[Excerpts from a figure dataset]
====
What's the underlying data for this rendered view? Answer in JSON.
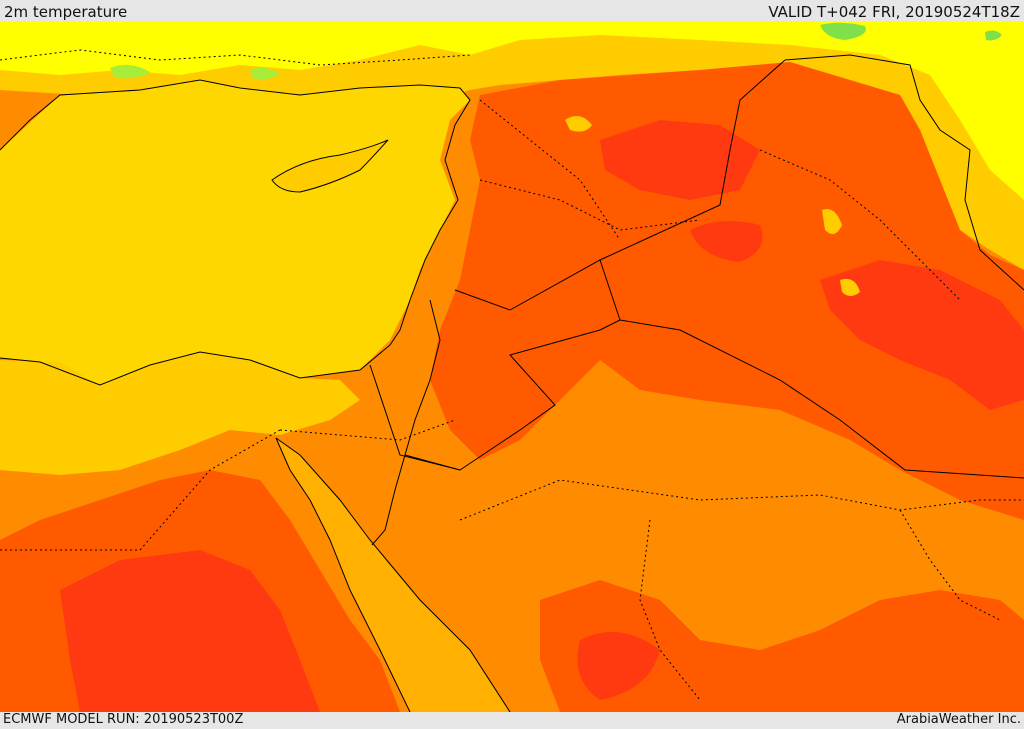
{
  "header": {
    "title": "2m temperature",
    "valid": "VALID T+042 FRI, 20190524T18Z"
  },
  "footer": {
    "model_run": "ECMWF MODEL RUN: 20190523T00Z",
    "credit": "ArabiaWeather Inc."
  },
  "colors": {
    "sea": "#ffd700",
    "cool_green": "#7fe04a",
    "light_yellow": "#ffff00",
    "gold": "#ffcc00",
    "light_orange": "#ffa500",
    "orange": "#ff8c00",
    "dark_orange": "#ff5a00",
    "red": "#ff3a10",
    "border": "#000000"
  }
}
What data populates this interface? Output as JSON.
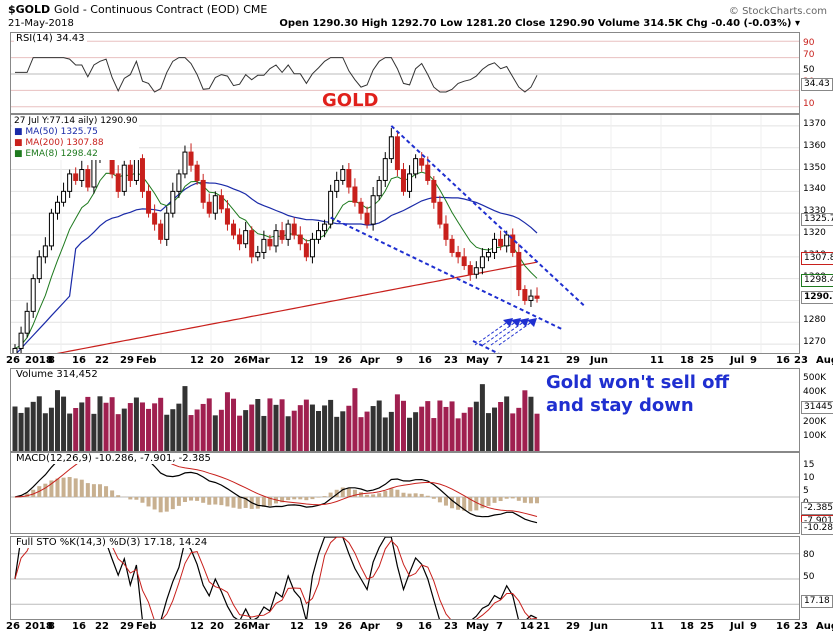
{
  "header": {
    "symbol": "$GOLD",
    "name": "Gold - Continuous Contract (EOD)",
    "exchange": "CME",
    "date": "21-May-2018",
    "copyright": "© StockCharts.com",
    "ohlc": "Open 1290.30  High 1292.70  Low 1281.20  Close 1290.90  Volume 314.5K  Chg -0.40 (-0.03%) ▾"
  },
  "title": "GOLD",
  "annotation": [
    "Gold won't sell off",
    "and stay down"
  ],
  "panels": {
    "rsi": {
      "label": "RSI(14) 34.43",
      "levels": [
        "90",
        "70",
        "50",
        "30",
        "10"
      ],
      "current": "34.43"
    },
    "price": {
      "legend": [
        "27 Jul Y:77.14   aily) 1290.90",
        "MA(50) 1325.75",
        "MA(200) 1307.88",
        "EMA(8) 1298.42"
      ],
      "legend_colors": [
        "#000000",
        "#1a2aa8",
        "#c8201c",
        "#1e7a1e"
      ],
      "ticks": [
        "1370",
        "1360",
        "1350",
        "1340",
        "1330",
        "1320",
        "1310",
        "1300",
        "1290",
        "1280",
        "1270"
      ],
      "tags": [
        "1325.7",
        "1307.8",
        "1298.4",
        "1290.9"
      ]
    },
    "volume": {
      "label": "Volume 314,452",
      "ticks": [
        "500K",
        "400K",
        "300K",
        "200K",
        "100K"
      ],
      "tag": "314452"
    },
    "macd": {
      "label": "MACD(12,26,9) -10.286, -7.901, -2.385",
      "ticks": [
        "15",
        "10",
        "5",
        "0",
        "-5",
        "-10"
      ],
      "tags": [
        "-2.385",
        "-7.901",
        "-10.286"
      ]
    },
    "sto": {
      "label": "Full STO %K(14,3) %D(3) 17.18, 14.24",
      "ticks": [
        "80",
        "50",
        "20"
      ],
      "tag": "17.18"
    }
  },
  "xaxis": [
    "26",
    "2018",
    "8",
    "16",
    "22",
    "29",
    "Feb",
    "12",
    "20",
    "26",
    "Mar",
    "12",
    "19",
    "26",
    "Apr",
    "9",
    "16",
    "23",
    "May",
    "7",
    "14",
    "21",
    "29",
    "Jun",
    "11",
    "18",
    "25",
    "Jul",
    "9",
    "16",
    "23",
    "Aug"
  ],
  "colors": {
    "up": "#000000",
    "down": "#c8201c",
    "ma50": "#1a2aa8",
    "ma200": "#c8201c",
    "ema8": "#1e7a1e",
    "trend": "#1f2fd0",
    "vol_up": "#333333",
    "vol_down": "#a02050",
    "hist": "#c8b090"
  },
  "chart_data": {
    "type": "line",
    "title": "GOLD",
    "ylabel": "",
    "ylim": [
      1265,
      1375
    ],
    "trend_lines": [
      {
        "from": [
          "Apr 11",
          1370
        ],
        "to": [
          "Jun 1",
          1290
        ]
      },
      {
        "from": [
          "Mar 26",
          1328
        ],
        "to": [
          "May 25",
          1277
        ]
      }
    ],
    "closes": [
      1268,
      1275,
      1285,
      1300,
      1310,
      1315,
      1330,
      1335,
      1340,
      1348,
      1345,
      1350,
      1342,
      1355,
      1365,
      1360,
      1348,
      1340,
      1352,
      1345,
      1355,
      1340,
      1330,
      1325,
      1318,
      1330,
      1340,
      1348,
      1358,
      1352,
      1345,
      1335,
      1330,
      1338,
      1332,
      1325,
      1320,
      1316,
      1322,
      1310,
      1312,
      1318,
      1315,
      1322,
      1318,
      1325,
      1320,
      1316,
      1310,
      1318,
      1322,
      1325,
      1340,
      1345,
      1350,
      1342,
      1335,
      1330,
      1325,
      1338,
      1345,
      1355,
      1365,
      1350,
      1340,
      1348,
      1355,
      1352,
      1345,
      1335,
      1325,
      1318,
      1312,
      1310,
      1306,
      1302,
      1305,
      1310,
      1312,
      1318,
      1315,
      1320,
      1312,
      1295,
      1290,
      1292,
      1291
    ]
  }
}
====
Aim of the task
In the material above, show every line where the word "this" turns up.

Reply
What's the underlying data for this rendered view? Answer in JSON.
What data populates this interface? Output as JSON.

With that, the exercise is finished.